**** SUPPLIED DATA
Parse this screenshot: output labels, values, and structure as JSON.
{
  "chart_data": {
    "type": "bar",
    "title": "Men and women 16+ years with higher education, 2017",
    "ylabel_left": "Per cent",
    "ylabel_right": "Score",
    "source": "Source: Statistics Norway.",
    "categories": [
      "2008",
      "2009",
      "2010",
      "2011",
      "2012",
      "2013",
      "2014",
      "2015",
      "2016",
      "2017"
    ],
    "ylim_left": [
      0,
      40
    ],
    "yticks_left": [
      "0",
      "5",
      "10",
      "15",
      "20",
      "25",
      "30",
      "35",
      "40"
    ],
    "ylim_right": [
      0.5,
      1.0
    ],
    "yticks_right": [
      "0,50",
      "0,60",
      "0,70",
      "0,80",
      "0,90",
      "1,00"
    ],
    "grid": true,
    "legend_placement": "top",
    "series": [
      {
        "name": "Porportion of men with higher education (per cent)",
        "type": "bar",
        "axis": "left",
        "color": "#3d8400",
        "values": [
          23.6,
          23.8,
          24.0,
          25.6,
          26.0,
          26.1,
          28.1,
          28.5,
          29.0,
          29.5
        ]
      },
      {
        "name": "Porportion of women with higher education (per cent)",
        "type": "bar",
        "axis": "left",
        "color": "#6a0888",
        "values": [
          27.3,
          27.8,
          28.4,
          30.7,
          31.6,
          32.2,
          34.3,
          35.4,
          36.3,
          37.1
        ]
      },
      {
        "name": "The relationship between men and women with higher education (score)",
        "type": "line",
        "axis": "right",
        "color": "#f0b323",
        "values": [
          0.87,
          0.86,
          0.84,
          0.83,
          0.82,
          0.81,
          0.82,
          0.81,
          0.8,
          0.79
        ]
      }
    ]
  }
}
********
Pick each line holding the word "women" out of the listing.

    "title": "Men and women 16+ years with higher education, 2017",
        "name": "Porportion of women with higher education (per cent)",
        "name": "The relationship between men and women with higher education (score)",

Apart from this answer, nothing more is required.